*PROBLEM TO WORK ON*: Extract all lines that hold "true" from the records below.

(Dataset records)
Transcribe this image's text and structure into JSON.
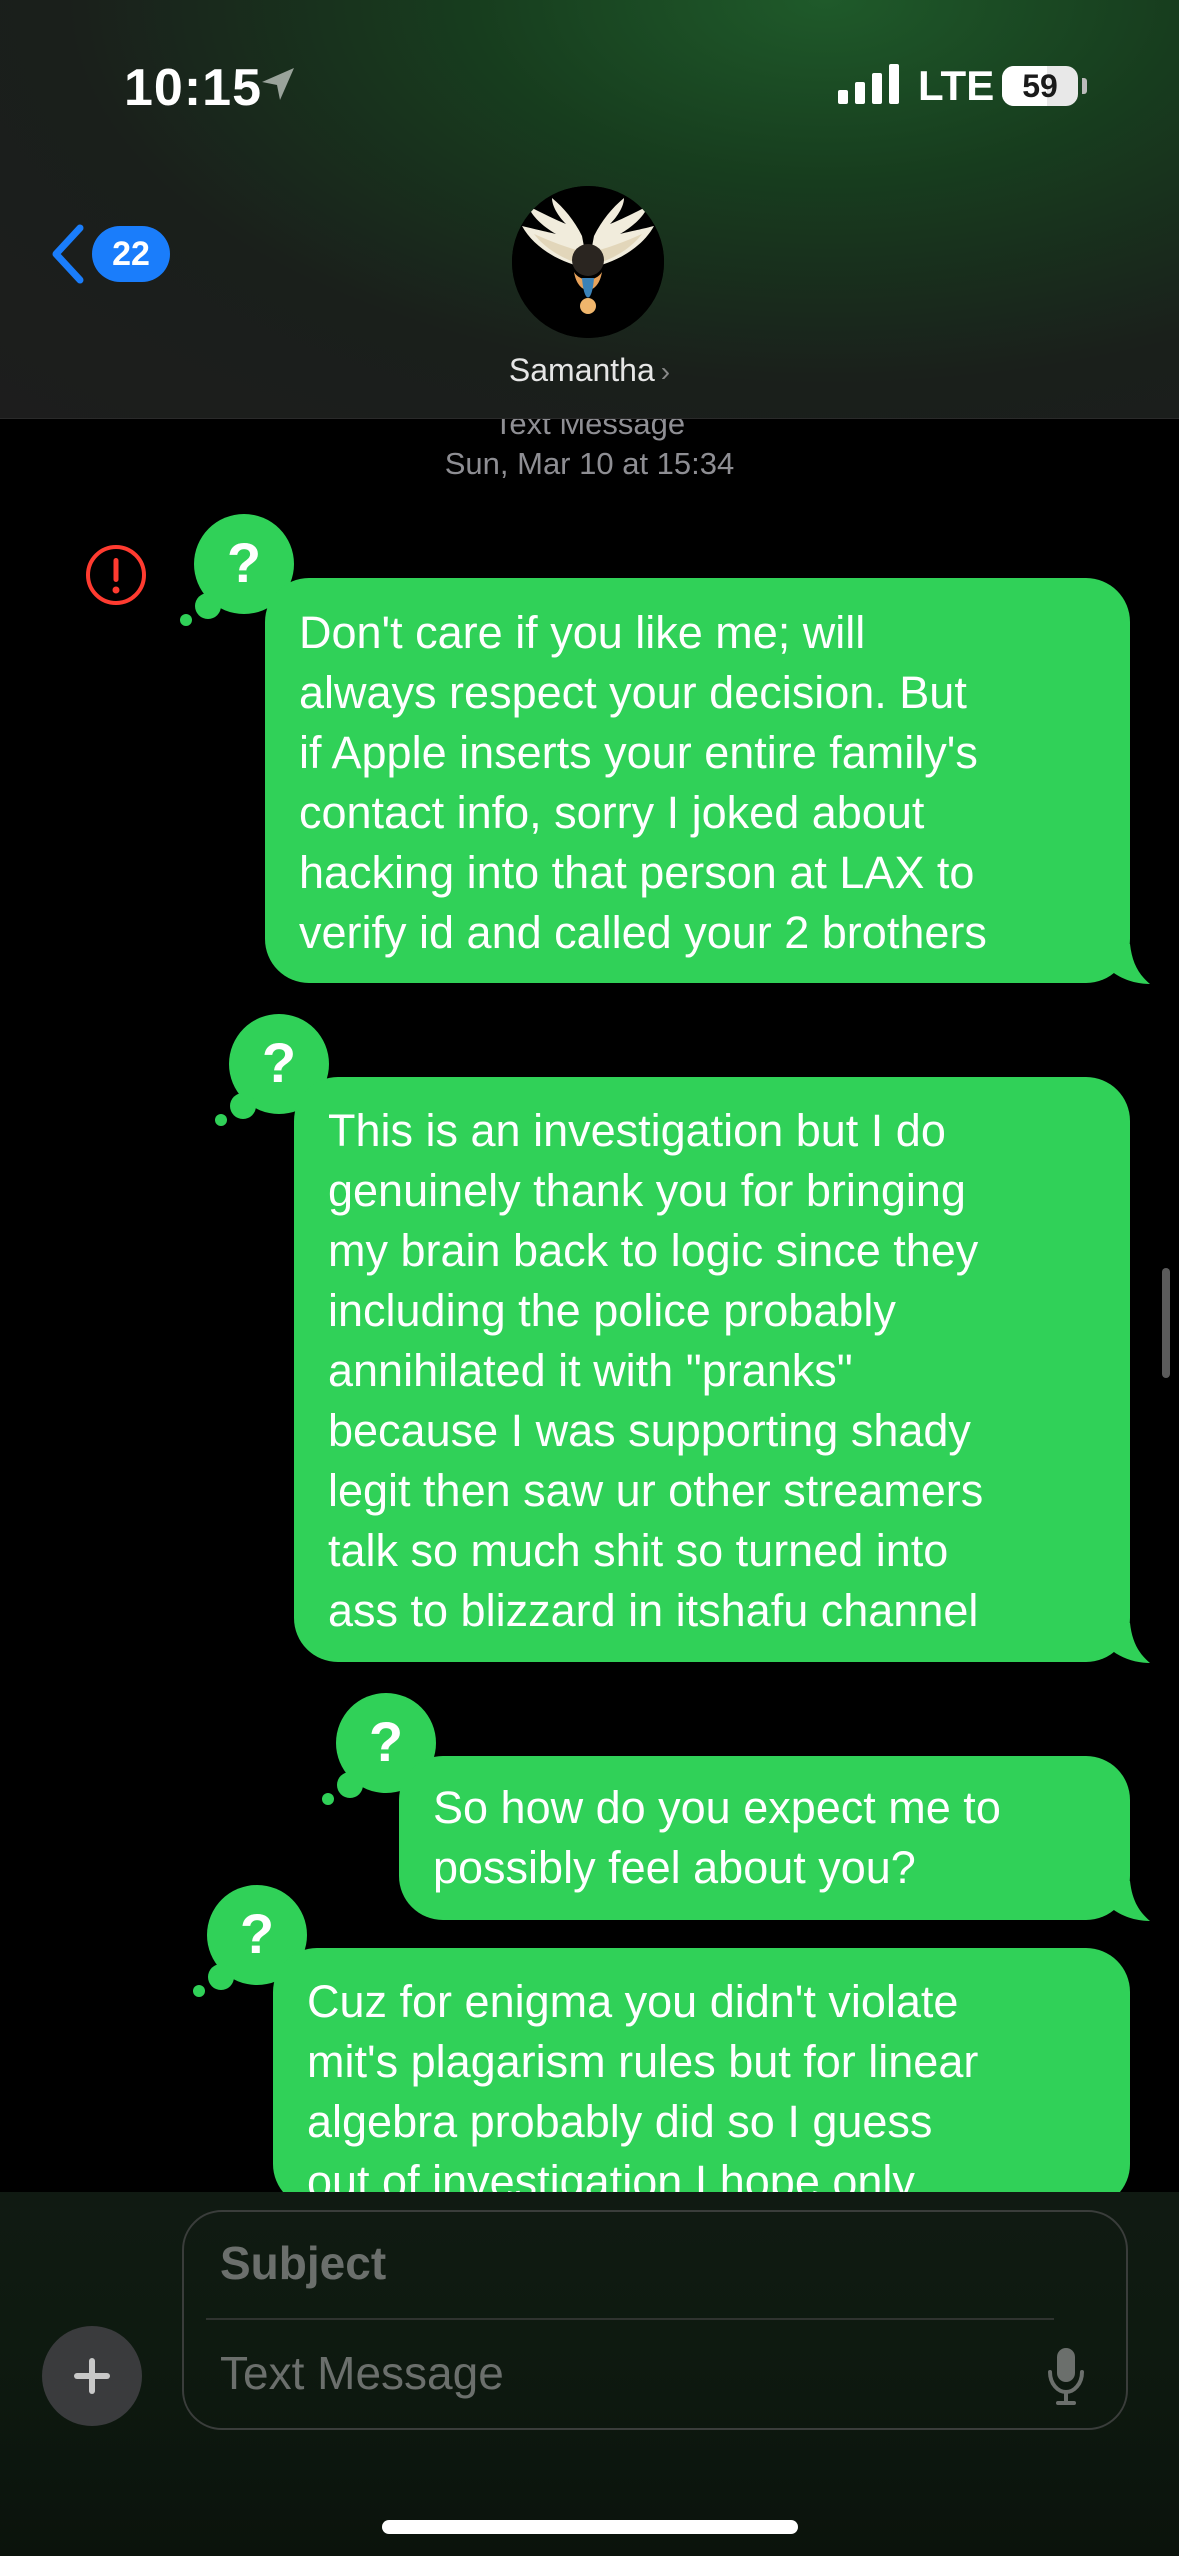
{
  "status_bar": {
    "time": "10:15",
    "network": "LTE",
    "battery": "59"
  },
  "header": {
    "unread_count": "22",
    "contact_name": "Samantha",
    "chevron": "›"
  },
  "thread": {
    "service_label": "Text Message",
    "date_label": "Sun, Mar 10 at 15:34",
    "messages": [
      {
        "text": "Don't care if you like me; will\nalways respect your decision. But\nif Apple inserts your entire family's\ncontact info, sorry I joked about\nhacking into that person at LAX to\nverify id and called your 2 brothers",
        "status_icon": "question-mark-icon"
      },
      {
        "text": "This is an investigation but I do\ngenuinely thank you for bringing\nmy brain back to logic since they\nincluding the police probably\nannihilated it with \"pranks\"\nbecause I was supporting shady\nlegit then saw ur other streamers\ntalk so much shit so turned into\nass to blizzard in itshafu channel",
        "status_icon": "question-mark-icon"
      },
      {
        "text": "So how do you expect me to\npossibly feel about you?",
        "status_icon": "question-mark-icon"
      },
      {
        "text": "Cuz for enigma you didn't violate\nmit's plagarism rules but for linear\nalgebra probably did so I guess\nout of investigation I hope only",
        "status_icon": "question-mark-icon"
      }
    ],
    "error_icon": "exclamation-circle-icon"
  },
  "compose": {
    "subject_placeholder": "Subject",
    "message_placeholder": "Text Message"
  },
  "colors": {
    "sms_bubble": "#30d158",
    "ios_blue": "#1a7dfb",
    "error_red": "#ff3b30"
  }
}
...
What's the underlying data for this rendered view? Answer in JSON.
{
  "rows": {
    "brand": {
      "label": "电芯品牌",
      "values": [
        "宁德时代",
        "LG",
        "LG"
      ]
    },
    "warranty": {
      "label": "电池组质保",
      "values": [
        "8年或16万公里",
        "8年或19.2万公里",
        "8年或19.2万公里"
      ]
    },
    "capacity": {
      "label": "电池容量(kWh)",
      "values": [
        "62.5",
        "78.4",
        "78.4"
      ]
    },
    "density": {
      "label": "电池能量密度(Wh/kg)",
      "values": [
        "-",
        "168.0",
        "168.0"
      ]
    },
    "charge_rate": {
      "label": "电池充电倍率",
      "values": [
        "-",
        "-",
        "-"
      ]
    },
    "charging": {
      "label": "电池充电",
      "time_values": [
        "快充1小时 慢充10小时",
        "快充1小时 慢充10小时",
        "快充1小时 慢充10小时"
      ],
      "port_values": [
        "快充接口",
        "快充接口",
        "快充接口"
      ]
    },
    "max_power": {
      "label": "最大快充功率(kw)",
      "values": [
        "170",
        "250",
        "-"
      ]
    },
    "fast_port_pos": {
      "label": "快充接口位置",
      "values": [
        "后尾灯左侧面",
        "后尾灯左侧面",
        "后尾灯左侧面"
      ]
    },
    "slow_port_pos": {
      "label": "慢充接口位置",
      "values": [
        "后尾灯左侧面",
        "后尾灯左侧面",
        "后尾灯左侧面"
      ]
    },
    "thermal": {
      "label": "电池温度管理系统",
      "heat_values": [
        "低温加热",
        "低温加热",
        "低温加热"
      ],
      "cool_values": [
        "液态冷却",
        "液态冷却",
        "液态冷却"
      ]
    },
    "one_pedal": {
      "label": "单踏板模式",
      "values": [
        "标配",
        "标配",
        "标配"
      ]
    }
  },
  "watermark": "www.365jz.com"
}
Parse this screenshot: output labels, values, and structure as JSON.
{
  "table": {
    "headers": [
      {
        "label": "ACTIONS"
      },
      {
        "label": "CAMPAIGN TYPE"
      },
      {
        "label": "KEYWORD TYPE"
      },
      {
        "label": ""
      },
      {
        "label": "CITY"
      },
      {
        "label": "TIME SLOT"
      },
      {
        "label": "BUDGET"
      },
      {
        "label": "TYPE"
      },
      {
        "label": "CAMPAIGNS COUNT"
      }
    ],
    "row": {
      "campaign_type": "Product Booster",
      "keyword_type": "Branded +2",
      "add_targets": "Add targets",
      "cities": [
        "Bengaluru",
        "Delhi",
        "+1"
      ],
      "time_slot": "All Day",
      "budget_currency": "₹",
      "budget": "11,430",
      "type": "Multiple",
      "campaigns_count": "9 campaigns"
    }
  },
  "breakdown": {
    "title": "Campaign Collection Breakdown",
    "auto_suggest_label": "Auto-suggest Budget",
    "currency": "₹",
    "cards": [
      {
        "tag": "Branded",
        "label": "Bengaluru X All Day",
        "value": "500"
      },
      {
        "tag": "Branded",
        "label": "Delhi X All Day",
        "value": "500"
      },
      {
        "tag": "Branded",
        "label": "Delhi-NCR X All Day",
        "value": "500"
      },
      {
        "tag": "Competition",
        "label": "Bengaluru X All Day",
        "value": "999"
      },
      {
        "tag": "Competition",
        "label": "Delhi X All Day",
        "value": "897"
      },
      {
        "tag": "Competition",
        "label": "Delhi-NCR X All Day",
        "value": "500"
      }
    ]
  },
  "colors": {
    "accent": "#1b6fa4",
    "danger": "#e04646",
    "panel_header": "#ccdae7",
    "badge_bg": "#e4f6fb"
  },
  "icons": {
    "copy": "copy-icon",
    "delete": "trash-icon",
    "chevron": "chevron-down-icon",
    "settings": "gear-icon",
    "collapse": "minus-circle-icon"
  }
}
* * *
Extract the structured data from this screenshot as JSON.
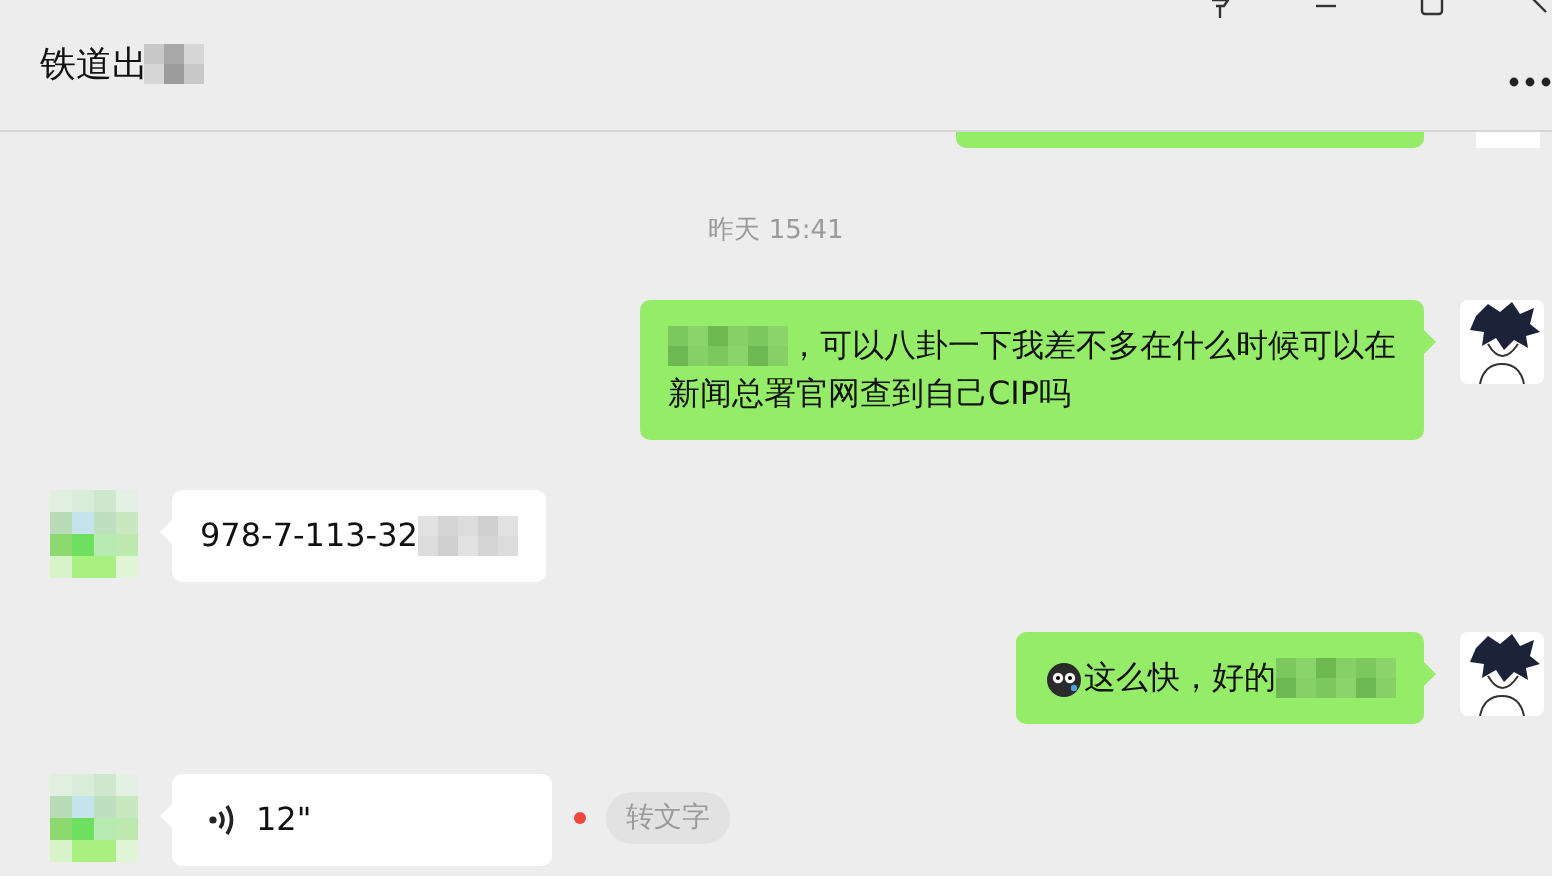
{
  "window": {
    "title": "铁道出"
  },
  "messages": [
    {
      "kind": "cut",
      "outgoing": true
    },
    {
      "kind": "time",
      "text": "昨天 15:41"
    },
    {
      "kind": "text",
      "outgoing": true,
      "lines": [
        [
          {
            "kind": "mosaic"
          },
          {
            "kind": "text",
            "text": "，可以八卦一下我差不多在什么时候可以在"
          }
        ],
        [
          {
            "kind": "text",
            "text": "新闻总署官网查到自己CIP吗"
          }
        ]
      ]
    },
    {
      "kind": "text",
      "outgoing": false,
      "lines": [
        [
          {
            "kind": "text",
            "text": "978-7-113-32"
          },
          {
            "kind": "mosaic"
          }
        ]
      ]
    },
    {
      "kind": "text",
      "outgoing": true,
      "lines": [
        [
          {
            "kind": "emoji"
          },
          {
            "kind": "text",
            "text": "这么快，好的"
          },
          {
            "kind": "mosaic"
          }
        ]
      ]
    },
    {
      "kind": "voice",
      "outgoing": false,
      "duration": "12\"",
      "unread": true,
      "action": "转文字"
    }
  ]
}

*RESPONSE FOR THIS EXERCISE*:
      "outgoing": true
      "outgoing": true,
      "outgoing": true,
      "unread": true,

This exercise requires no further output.